Thank you I will try to keep up.

Shawn is using the blog to talk to his wife. Heh heh heh... We'll order your implants shortly. Welcome to the fold.

Thursday, April 24, 2003

There you are, Margaret, swapped into the rotation. Your next day will be next Friday, and then every 8th day thereafter. Yay!

I am happy to be in the rotation. I enjoy coming up with ideas that I think will invite a variety of reponses

Margaret, at the start, we made a standing rule that if the topic poster did not post a topic by noon, Central, then anyone may. So you're welcome to take today (or, nearly, anyway). And would you like to be in the rotation? I'm going to take Remi out anyway, and it's easiest, code-wise, to swap you in. You've been giving us great topics for months.

Wednesday, April 23, 2003

Mole mole. That what my other story was about. I had this idea of a Mother giving her kids shit about not soaking up the local culture on their Amazonian eco-tour, insisting that they try the mole on the menu and being served mole with the tails still on.

See? That's why I post first, then read later. All my ideas seem to turn into crap if I read other people's entries first. I suppose, from a point of view other than my own, the entries probably turn out as crap anyway, but hey, that's life.

* _GIVEN TASK 1_
Copy the blog excerpt word for word, starting at "Thank you I" and ending at "topics for months.".
The text and the records are separate materials with no connection to each other.

Listings of element regions:

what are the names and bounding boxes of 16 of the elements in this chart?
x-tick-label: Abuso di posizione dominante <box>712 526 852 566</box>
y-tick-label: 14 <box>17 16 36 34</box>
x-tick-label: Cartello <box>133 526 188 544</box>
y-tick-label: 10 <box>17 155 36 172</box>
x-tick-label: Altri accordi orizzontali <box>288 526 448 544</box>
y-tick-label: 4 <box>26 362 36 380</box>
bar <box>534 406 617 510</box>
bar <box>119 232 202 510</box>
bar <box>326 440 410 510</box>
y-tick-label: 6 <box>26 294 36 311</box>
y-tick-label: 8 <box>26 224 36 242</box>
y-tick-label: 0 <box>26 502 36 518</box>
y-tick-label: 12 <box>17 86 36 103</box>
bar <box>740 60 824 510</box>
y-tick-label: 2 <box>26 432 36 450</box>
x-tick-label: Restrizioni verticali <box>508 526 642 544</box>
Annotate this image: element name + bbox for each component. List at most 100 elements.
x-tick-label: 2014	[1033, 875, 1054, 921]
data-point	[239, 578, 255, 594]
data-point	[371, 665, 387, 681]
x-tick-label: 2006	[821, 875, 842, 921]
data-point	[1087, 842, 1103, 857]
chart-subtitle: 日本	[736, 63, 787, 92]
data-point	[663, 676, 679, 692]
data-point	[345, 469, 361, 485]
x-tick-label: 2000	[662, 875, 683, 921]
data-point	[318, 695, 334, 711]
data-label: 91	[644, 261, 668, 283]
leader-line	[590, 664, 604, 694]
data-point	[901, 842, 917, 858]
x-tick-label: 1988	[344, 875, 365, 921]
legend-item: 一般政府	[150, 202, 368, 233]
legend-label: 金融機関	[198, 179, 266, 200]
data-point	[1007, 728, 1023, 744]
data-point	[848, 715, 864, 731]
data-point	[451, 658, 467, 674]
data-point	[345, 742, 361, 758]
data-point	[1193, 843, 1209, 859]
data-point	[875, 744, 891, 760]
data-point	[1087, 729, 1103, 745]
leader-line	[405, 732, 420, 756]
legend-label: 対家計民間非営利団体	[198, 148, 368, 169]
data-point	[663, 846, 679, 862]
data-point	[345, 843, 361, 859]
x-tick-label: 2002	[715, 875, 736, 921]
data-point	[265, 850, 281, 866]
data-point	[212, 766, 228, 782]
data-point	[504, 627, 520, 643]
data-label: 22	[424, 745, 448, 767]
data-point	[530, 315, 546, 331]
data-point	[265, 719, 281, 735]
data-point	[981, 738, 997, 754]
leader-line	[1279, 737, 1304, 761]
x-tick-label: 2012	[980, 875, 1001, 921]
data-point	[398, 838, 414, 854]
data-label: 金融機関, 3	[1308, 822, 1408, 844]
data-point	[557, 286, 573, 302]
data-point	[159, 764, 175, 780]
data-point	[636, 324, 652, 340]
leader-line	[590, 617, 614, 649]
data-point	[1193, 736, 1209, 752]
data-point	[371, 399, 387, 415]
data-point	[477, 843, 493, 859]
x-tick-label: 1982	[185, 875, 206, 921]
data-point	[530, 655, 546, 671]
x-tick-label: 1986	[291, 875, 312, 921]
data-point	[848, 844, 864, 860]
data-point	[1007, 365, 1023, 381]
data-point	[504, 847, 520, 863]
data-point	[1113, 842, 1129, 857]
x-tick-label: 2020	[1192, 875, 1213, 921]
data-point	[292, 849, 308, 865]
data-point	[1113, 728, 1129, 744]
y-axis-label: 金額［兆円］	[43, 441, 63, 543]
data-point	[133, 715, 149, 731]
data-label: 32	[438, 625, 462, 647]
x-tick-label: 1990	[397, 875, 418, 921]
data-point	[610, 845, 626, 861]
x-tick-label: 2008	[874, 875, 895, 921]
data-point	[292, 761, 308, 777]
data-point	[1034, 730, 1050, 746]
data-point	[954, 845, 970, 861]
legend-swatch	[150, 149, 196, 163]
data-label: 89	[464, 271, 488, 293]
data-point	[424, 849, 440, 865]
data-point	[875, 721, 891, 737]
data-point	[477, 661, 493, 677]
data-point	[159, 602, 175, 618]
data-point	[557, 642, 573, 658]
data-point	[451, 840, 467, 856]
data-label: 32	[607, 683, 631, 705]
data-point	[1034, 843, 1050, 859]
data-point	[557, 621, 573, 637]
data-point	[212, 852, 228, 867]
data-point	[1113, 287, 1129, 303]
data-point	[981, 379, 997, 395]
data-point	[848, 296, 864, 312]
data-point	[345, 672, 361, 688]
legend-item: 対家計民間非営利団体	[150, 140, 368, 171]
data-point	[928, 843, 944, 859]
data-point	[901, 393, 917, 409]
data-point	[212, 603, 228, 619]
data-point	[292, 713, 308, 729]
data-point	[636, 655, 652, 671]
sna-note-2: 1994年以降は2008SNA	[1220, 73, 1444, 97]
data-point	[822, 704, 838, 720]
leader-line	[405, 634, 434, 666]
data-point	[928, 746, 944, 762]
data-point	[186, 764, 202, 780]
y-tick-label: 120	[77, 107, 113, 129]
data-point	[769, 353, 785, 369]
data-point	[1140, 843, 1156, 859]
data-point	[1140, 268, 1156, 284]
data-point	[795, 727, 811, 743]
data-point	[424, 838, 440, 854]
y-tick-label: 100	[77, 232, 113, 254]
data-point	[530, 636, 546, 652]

* _GIVEN TASK 2_
Write out the records again, starting at their first line and ending at the line containing "y-tick-label: 2 <box>26 432 36 450</box>", with "bar" switched to "column" and nothing else changed. Return only those lines.

* _FINAL RESULT 1_
Thank you I will try to keep up.

Shawn is using the blog to talk to his wife. Heh heh heh... We'll order your implants shortly. Welcome to the fold.

Thursday, April 24, 2003

There you are, Margaret, swapped into the rotation. Your next day will be next Friday, and then every 8th day thereafter. Yay!

I am happy to be in the rotation. I enjoy coming up with ideas that I think will invite a variety of reponses

Margaret, at the start, we made a standing rule that if the topic poster did not post a topic by noon, Central, then anyone may. So you're welcome to take today (or, nearly, anyway). And would you like to be in the rotation? I'm going to take Remi out anyway, and it's easiest, code-wise, to swap you in. You've been giving us great topics for months.

* _FINAL RESULT 2_
what are the names and bounding boxes of 16 of the elements in this chart?
x-tick-label: Abuso di posizione dominante <box>712 526 852 566</box>
y-tick-label: 14 <box>17 16 36 34</box>
x-tick-label: Cartello <box>133 526 188 544</box>
y-tick-label: 10 <box>17 155 36 172</box>
x-tick-label: Altri accordi orizzontali <box>288 526 448 544</box>
y-tick-label: 4 <box>26 362 36 380</box>
column <box>534 406 617 510</box>
column <box>119 232 202 510</box>
column <box>326 440 410 510</box>
y-tick-label: 6 <box>26 294 36 311</box>
y-tick-label: 8 <box>26 224 36 242</box>
y-tick-label: 0 <box>26 502 36 518</box>
y-tick-label: 12 <box>17 86 36 103</box>
column <box>740 60 824 510</box>
y-tick-label: 2 <box>26 432 36 450</box>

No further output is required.